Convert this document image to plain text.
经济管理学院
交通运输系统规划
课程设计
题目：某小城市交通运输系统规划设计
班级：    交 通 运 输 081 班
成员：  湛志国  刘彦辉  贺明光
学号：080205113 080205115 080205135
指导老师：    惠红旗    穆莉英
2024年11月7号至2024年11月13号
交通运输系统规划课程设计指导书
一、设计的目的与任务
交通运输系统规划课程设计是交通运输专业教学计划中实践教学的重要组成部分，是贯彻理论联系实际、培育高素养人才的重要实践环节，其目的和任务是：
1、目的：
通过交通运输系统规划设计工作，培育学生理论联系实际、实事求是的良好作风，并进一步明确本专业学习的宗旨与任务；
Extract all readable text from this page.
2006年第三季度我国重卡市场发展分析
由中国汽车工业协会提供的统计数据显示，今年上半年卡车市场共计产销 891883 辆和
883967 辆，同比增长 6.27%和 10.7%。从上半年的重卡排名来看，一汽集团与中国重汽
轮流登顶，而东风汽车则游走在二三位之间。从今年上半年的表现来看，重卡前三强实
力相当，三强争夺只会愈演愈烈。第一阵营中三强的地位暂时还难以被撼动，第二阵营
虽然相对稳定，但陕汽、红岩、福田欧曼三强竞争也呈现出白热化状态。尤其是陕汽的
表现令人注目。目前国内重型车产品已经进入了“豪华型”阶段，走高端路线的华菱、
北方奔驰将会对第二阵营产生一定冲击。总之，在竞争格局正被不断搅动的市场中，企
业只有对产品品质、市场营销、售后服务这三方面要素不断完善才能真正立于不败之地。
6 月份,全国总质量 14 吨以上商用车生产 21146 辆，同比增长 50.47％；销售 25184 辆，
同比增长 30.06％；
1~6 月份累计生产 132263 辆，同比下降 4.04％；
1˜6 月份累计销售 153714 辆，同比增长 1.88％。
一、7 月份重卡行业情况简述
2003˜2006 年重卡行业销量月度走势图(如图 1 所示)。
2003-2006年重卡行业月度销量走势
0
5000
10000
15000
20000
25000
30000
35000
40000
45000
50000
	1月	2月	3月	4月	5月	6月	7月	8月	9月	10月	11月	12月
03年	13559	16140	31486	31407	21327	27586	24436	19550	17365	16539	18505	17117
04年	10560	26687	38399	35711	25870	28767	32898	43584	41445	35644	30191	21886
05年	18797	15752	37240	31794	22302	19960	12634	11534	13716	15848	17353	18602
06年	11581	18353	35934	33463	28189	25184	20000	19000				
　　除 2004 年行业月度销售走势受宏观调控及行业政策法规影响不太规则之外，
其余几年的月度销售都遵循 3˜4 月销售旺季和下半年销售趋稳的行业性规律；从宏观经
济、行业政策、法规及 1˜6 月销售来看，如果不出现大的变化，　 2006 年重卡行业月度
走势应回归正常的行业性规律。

★ ★ ★ ★ ★

__TO DO__: Every record above should be copied exactly.

__THE SOLUTION__:
Convert this document image to plain text.
经济管理学院
交通运输系统规划
课程设计
题目：某小城市交通运输系统规划设计
班级：    交 通 运 输 081 班
成员：  湛志国  刘彦辉  贺明光
学号：080205113 080205115 080205135
指导老师：    惠红旗    穆莉英
2024年11月7号至2024年11月13号
交通运输系统规划课程设计指导书
一、设计的目的与任务
交通运输系统规划课程设计是交通运输专业教学计划中实践教学的重要组成部分，是贯彻理论联系实际、培育高素养人才的重要实践环节，其目的和任务是：
1、目的：
通过交通运输系统规划设计工作，培育学生理论联系实际、实事求是的良好作风，并进一步明确本专业学习的宗旨与任务；
Extract all readable text from this page.
2006年第三季度我国重卡市场发展分析
由中国汽车工业协会提供的统计数据显示，今年上半年卡车市场共计产销 891883 辆和
883967 辆，同比增长 6.27%和 10.7%。从上半年的重卡排名来看，一汽集团与中国重汽
轮流登顶，而东风汽车则游走在二三位之间。从今年上半年的表现来看，重卡前三强实
力相当，三强争夺只会愈演愈烈。第一阵营中三强的地位暂时还难以被撼动，第二阵营
虽然相对稳定，但陕汽、红岩、福田欧曼三强竞争也呈现出白热化状态。尤其是陕汽的
表现令人注目。目前国内重型车产品已经进入了“豪华型”阶段，走高端路线的华菱、
北方奔驰将会对第二阵营产生一定冲击。总之，在竞争格局正被不断搅动的市场中，企
业只有对产品品质、市场营销、售后服务这三方面要素不断完善才能真正立于不败之地。
6 月份,全国总质量 14 吨以上商用车生产 21146 辆，同比增长 50.47％；销售 25184 辆，
同比增长 30.06％；
1~6 月份累计生产 132263 辆，同比下降 4.04％；
1˜6 月份累计销售 153714 辆，同比增长 1.88％。
一、7 月份重卡行业情况简述
2003˜2006 年重卡行业销量月度走势图(如图 1 所示)。
2003-2006年重卡行业月度销量走势
0
5000
10000
15000
20000
25000
30000
35000
40000
45000
50000
	1月	2月	3月	4月	5月	6月	7月	8月	9月	10月	11月	12月
03年	13559	16140	31486	31407	21327	27586	24436	19550	17365	16539	18505	17117
04年	10560	26687	38399	35711	25870	28767	32898	43584	41445	35644	30191	21886
05年	18797	15752	37240	31794	22302	19960	12634	11534	13716	15848	17353	18602
06年	11581	18353	35934	33463	28189	25184	20000	19000				
　　除 2004 年行业月度销售走势受宏观调控及行业政策法规影响不太规则之外，
其余几年的月度销售都遵循 3˜4 月销售旺季和下半年销售趋稳的行业性规律；从宏观经
济、行业政策、法规及 1˜6 月销售来看，如果不出现大的变化，　 2006 年重卡行业月度
走势应回归正常的行业性规律。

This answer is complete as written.